[Records contained in a dataset]
┌──

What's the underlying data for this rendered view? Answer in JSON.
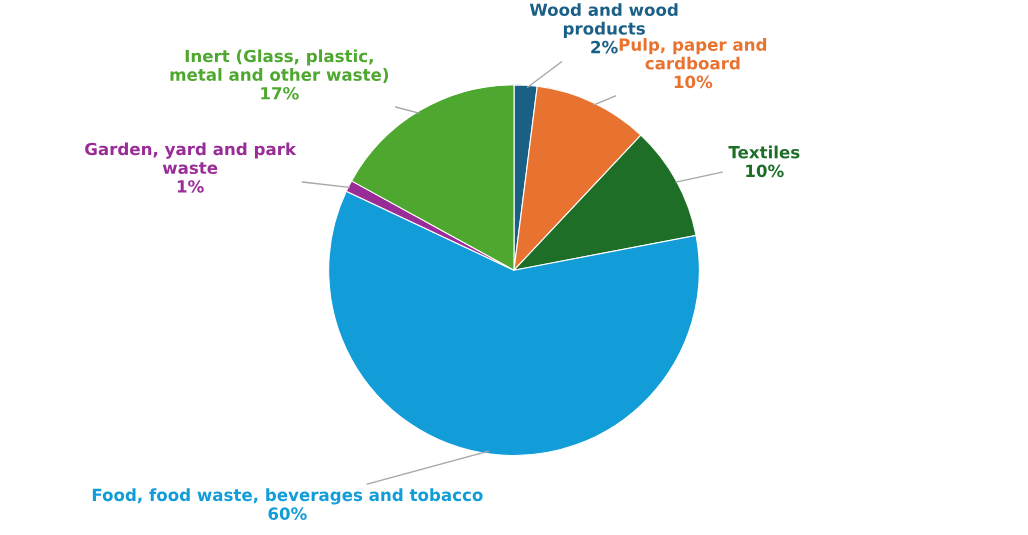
{
  "chart_data": {
    "type": "pie",
    "categories": [
      "Wood and wood products",
      "Pulp, paper and cardboard",
      "Textiles",
      "Food, food waste, beverages and tobacco",
      "Garden, yard and park waste",
      "Inert (Glass, plastic, metal and other waste)"
    ],
    "values": [
      2,
      10,
      10,
      60,
      1,
      17
    ],
    "value_labels": [
      "2%",
      "10%",
      "10%",
      "60%",
      "1%",
      "17%"
    ],
    "colors": [
      "#1a5f86",
      "#e87330",
      "#1e6e28",
      "#129cd8",
      "#9a2c97",
      "#4ea72e"
    ],
    "legend": false
  }
}
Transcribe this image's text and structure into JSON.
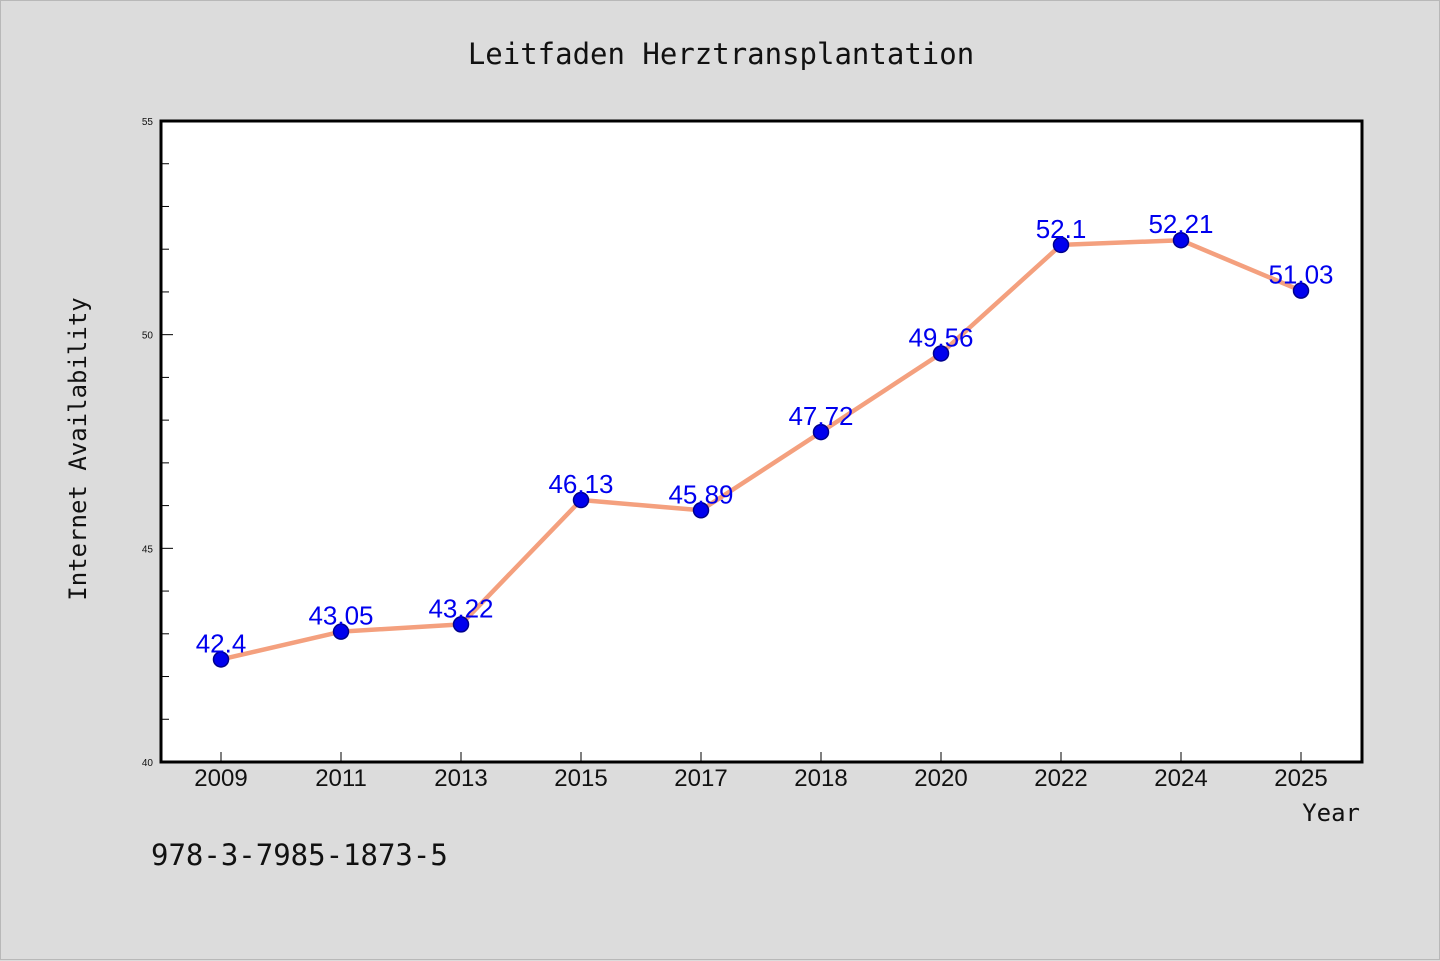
{
  "chart_data": {
    "type": "line",
    "title": "Leitfaden Herztransplantation",
    "xlabel": "Year",
    "ylabel": "Internet Availability",
    "categories": [
      "2009",
      "2011",
      "2013",
      "2015",
      "2017",
      "2018",
      "2020",
      "2022",
      "2024",
      "2025"
    ],
    "values": [
      42.4,
      43.05,
      43.22,
      46.13,
      45.89,
      47.72,
      49.56,
      52.1,
      52.21,
      51.03
    ],
    "data_labels": [
      "42.4",
      "43.05",
      "43.22",
      "46.13",
      "45.89",
      "47.72",
      "49.56",
      "52.1",
      "52.21",
      "51.03"
    ],
    "ylim": [
      40,
      55
    ],
    "yticks": [
      "40",
      "45",
      "50",
      "55"
    ],
    "ytick_values": [
      40,
      45,
      50,
      55
    ],
    "minor_tick_step": 1,
    "grid": false,
    "legend": "none",
    "colors": {
      "line": "#f4a07e",
      "marker": "#0000ee",
      "marker_edge": "#00008b",
      "data_label": "#0000ee",
      "plot_bg": "#ffffff",
      "figure_bg": "#dcdcdc",
      "axis": "#000000"
    }
  },
  "footer": {
    "isbn": "978-3-7985-1873-5"
  }
}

└──

* _Objective_: Repeat each record exactly, with the pictures left out.

* _Response for this exercise_:
What's the underlying data for this rendered view? Answer in JSON.
{
  "chart_data": {
    "type": "pie",
    "categories": [
      "Wood and wood products",
      "Pulp, paper and cardboard",
      "Textiles",
      "Food, food waste, beverages and tobacco",
      "Garden, yard and park waste",
      "Inert (Glass, plastic, metal and other waste)"
    ],
    "values": [
      2,
      10,
      10,
      60,
      1,
      17
    ],
    "value_labels": [
      "2%",
      "10%",
      "10%",
      "60%",
      "1%",
      "17%"
    ],
    "colors": [
      "#1a5f86",
      "#e87330",
      "#1e6e28",
      "#129cd8",
      "#9a2c97",
      "#4ea72e"
    ],
    "legend": false
  }
}
Transcribe this image's text and structure into JSON.
{
  "chart_data": {
    "type": "line",
    "title": "Leitfaden Herztransplantation",
    "xlabel": "Year",
    "ylabel": "Internet Availability",
    "categories": [
      "2009",
      "2011",
      "2013",
      "2015",
      "2017",
      "2018",
      "2020",
      "2022",
      "2024",
      "2025"
    ],
    "values": [
      42.4,
      43.05,
      43.22,
      46.13,
      45.89,
      47.72,
      49.56,
      52.1,
      52.21,
      51.03
    ],
    "data_labels": [
      "42.4",
      "43.05",
      "43.22",
      "46.13",
      "45.89",
      "47.72",
      "49.56",
      "52.1",
      "52.21",
      "51.03"
    ],
    "ylim": [
      40,
      55
    ],
    "yticks": [
      "40",
      "45",
      "50",
      "55"
    ],
    "ytick_values": [
      40,
      45,
      50,
      55
    ],
    "minor_tick_step": 1,
    "grid": false,
    "legend": "none",
    "colors": {
      "line": "#f4a07e",
      "marker": "#0000ee",
      "marker_edge": "#00008b",
      "data_label": "#0000ee",
      "plot_bg": "#ffffff",
      "figure_bg": "#dcdcdc",
      "axis": "#000000"
    }
  },
  "footer": {
    "isbn": "978-3-7985-1873-5"
  }
}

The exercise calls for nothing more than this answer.